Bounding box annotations
◆ ◆ ◆ ◆ ◆ ◆ ◆

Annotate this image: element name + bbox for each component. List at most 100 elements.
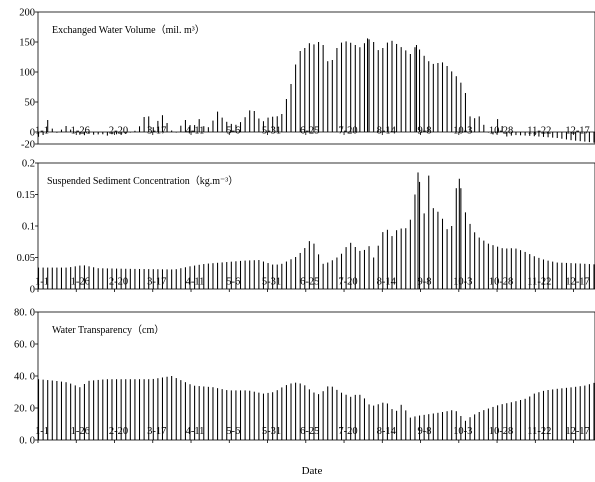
bar: [120, 379, 122, 440]
x-tick-label: 9-8: [418, 277, 432, 288]
bar: [432, 413, 434, 440]
bars: [38, 172, 595, 290]
bar: [441, 218, 444, 289]
bar: [483, 410, 485, 440]
bar: [327, 61, 329, 133]
y-axis: 200 150 100 50 0-20: [19, 8, 38, 151]
bar: [474, 414, 476, 440]
bar: [221, 389, 223, 440]
x-tick-label: 5-31: [262, 126, 281, 137]
bar: [161, 377, 163, 440]
bar: [561, 388, 563, 440]
bar: [455, 411, 457, 440]
bar: [74, 266, 76, 289]
bar: [262, 393, 264, 440]
x-tick-label: 10-28: [489, 277, 514, 288]
bar: [414, 416, 416, 440]
x-tick-label: 4-11: [186, 277, 205, 288]
bar: [157, 378, 159, 440]
bar: [60, 267, 62, 289]
bar: [414, 194, 416, 289]
bar: [285, 99, 287, 132]
x-tick-label: 11-22: [527, 277, 551, 288]
y-axis: 0.2 0.15 0.1 0.05 0: [17, 159, 38, 296]
bar: [336, 48, 338, 132]
bar: [308, 389, 310, 440]
bar: [157, 269, 159, 289]
bar: [345, 394, 347, 440]
bar: [97, 379, 99, 440]
x-tick-label: 10-3: [453, 426, 472, 437]
bar: [217, 262, 219, 289]
x-axis: 1-1 1-26 2-20 3-17 4-11 5-6 5-31 6-25 7-20 8-14 9-…: [35, 426, 590, 443]
x-tick-label: 10-3: [453, 277, 472, 288]
bar: [148, 379, 150, 440]
bar: [70, 129, 72, 132]
bar: [469, 417, 471, 440]
bar: [42, 267, 44, 289]
bar: [579, 386, 581, 440]
bar: [42, 379, 44, 440]
bar: [460, 82, 462, 132]
bar: [38, 132, 40, 137]
bar: [552, 132, 554, 138]
bar: [575, 386, 577, 440]
bar: [497, 405, 499, 440]
bar: [363, 249, 365, 289]
bar: [198, 386, 200, 440]
bar: [272, 116, 274, 132]
bar: [400, 228, 402, 289]
bar: [552, 261, 554, 289]
bar: [368, 246, 370, 289]
bar: [299, 51, 301, 132]
y-tick-label: 0: [30, 285, 35, 296]
bar: [175, 378, 177, 440]
bar: [290, 84, 292, 132]
x-tick-label: 12-17: [565, 426, 590, 437]
panel-water-transparency: 80. 0 60. 0 40. 0 20. 0 0. 0 1-1 1-26 2-20 3-17…: [14, 308, 595, 447]
bar: [120, 132, 122, 135]
bar: [138, 268, 141, 289]
x-tick-label: 12-17: [565, 277, 590, 288]
bar: [588, 264, 590, 289]
bar: [428, 61, 430, 133]
x-tick-label: 7-20: [338, 426, 357, 437]
bar: [129, 268, 131, 289]
bar: [102, 132, 104, 135]
bar: [405, 228, 407, 289]
x-tick-label: 11-22: [527, 126, 551, 137]
bar: [111, 132, 113, 135]
bar: [212, 387, 214, 440]
bar: [207, 263, 209, 289]
bar: [203, 264, 205, 289]
bar: [455, 76, 457, 132]
bar: [194, 125, 196, 132]
bar: [116, 268, 118, 289]
bar: [217, 388, 219, 440]
bar: [207, 127, 209, 132]
bar: [120, 268, 122, 289]
bar: [423, 55, 425, 132]
x-tick-label: 7-20: [338, 126, 357, 137]
bar: [478, 116, 480, 132]
bar: [593, 132, 595, 143]
x-tick-label: 7-20: [338, 277, 357, 288]
bar: [184, 382, 186, 440]
bar: [226, 390, 228, 440]
bar: [51, 267, 53, 289]
bar: [102, 268, 104, 289]
bar: [203, 386, 205, 440]
y-tick-label: 50: [25, 98, 36, 109]
bar: [212, 120, 214, 132]
bar: [561, 132, 563, 139]
bar: [331, 386, 333, 440]
bar: [492, 406, 494, 440]
bar: [542, 132, 545, 137]
bar: [515, 132, 517, 136]
x-tick-label: 3-17: [147, 426, 166, 437]
bar: [350, 396, 352, 440]
bar: [419, 415, 421, 440]
x-tick-label: 9-8: [418, 126, 432, 137]
bar: [492, 245, 494, 289]
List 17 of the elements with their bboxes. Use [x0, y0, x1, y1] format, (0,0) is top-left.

◆ ◆ ◆ ◆ ◆ ◆ ◆

[Task instructions]
Return everything in the records from the line containing "bar: [120, 379, 122, 440]" down to the line containing "x-tick-label: 11-22: [527, 277, 551, 288]", including both of those lines, with each line exactly as it appears.

[Problem solution]
bar: [120, 379, 122, 440]
x-tick-label: 9-8: [418, 277, 432, 288]
bar: [432, 413, 434, 440]
bars: [38, 172, 595, 290]
bar: [441, 218, 444, 289]
bar: [483, 410, 485, 440]
bar: [327, 61, 329, 133]
y-axis: 200 150 100 50 0-20: [19, 8, 38, 151]
bar: [474, 414, 476, 440]
bar: [221, 389, 223, 440]
x-tick-label: 5-31: [262, 126, 281, 137]
bar: [161, 377, 163, 440]
bar: [561, 388, 563, 440]
bar: [455, 411, 457, 440]
bar: [74, 266, 76, 289]
bar: [262, 393, 264, 440]
x-tick-label: 10-28: [489, 277, 514, 288]
bar: [414, 416, 416, 440]
x-tick-label: 4-11: [186, 277, 205, 288]
bar: [157, 378, 159, 440]
bar: [60, 267, 62, 289]
bar: [414, 194, 416, 289]
bar: [285, 99, 287, 132]
x-tick-label: 11-22: [527, 277, 551, 288]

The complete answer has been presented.